What to do -
1. In the forum reply on clustering customers in MongoDB, why would assigning points to precomputed centroids run much faster than k-means?
2. List every programming or query language mentioned in the forum reply on clustering customers in MongoDB.

Merhaba Aytaç,
I created a ticket to track this work here. I’d expect us to take it on when we do a general push for in-database distributed machine learning along with other popular algorithms.
I am guessing you’d like to do this in the database either because you would like to reduce the data before returning to the client (e.g. return per cluster summaries instead of each individual customer) or expect performance gains from running in the database, even though you still plan on returning a list of all the customers. Also do you intend to run clustering across all users (making it possible to run it once and use it multiple times) or on different subsets (e.g. viewer A could be looking at customers in Region X, while viewer B looking at Region Y and you want to rerun clustering just for X or Y)? Would you mind clarifying?
In the meantime have you considered precomputing centroids using k-means outside MongoDB (e.g. R, Python) then computing squared Euclidian distances between the points and centroids (values from R/Python hardcoded into the query) in MQL then assigning each point to the nearest centroid? That would be a non-trivial MQL query but might possibly help. If you’re rendering all customers it might be easier to do this in Javascript after retrieving the data from MongoDB. Since neighborhood assignment could be done in a single pass vs k-means which takes numerous iterations, that would cut your run time by few orders of magnitude at least. It would also make the results deterministic which you wouldn’t get from k-means with random seed and unless there is a significant change in user count, centroids wouldn’t move much so you would still get meaningful results.
Selamlar,
Bora

Records provided -
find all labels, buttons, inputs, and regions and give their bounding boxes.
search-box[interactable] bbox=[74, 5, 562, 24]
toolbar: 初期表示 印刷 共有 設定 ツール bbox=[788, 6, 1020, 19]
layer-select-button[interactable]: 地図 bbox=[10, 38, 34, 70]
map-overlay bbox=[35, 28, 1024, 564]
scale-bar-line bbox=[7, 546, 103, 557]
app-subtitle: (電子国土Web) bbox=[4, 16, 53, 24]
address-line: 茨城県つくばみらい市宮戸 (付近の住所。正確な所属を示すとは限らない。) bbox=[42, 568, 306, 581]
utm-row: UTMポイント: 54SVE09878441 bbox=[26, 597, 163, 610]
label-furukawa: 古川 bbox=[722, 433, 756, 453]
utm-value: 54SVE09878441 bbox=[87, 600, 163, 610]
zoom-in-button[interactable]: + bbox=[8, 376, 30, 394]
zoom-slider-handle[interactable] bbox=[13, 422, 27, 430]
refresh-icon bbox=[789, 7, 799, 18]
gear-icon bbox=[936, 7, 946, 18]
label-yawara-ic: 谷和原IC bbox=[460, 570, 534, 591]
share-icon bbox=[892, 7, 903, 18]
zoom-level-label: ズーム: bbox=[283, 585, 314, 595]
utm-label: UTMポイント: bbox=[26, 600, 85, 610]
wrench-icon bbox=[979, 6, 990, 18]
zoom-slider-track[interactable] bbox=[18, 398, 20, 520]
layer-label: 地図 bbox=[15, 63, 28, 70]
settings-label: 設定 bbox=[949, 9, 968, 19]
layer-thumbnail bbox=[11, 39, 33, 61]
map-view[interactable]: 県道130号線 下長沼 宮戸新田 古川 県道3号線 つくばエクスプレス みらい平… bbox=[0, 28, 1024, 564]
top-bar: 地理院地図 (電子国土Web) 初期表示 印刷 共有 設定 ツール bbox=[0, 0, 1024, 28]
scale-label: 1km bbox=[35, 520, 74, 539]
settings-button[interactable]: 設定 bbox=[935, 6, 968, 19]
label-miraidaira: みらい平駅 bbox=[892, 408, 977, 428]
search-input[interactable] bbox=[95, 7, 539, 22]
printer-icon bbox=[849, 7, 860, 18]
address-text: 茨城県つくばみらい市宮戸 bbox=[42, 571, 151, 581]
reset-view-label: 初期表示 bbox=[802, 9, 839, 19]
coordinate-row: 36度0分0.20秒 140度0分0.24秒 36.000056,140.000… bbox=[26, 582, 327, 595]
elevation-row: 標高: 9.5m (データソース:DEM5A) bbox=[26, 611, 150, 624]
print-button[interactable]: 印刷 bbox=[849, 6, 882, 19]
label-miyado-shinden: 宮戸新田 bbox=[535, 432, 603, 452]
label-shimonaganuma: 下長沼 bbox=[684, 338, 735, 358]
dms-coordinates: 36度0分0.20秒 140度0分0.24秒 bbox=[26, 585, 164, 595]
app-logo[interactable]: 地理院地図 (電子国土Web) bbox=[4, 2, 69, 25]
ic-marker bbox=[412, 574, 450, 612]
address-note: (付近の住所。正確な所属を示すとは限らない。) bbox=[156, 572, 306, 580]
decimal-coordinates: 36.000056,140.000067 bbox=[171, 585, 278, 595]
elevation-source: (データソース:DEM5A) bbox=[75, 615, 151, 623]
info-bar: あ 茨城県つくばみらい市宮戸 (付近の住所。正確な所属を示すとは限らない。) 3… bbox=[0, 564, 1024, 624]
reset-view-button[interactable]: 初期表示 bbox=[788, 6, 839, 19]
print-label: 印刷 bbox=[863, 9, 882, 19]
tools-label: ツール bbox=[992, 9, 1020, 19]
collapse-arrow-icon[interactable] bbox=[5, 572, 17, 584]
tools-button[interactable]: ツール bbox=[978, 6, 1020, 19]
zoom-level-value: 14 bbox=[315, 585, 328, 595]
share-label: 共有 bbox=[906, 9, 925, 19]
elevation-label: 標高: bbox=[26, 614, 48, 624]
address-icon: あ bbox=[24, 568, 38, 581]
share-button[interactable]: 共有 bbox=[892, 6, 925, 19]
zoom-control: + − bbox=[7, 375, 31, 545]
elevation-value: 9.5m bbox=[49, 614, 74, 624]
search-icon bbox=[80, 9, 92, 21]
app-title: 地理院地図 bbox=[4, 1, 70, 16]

Answers for the exercise -
1. Neighborhood assignment can be done in a single pass, while k-means takes numerous iterations.

2. R, Python, MQL, Javascript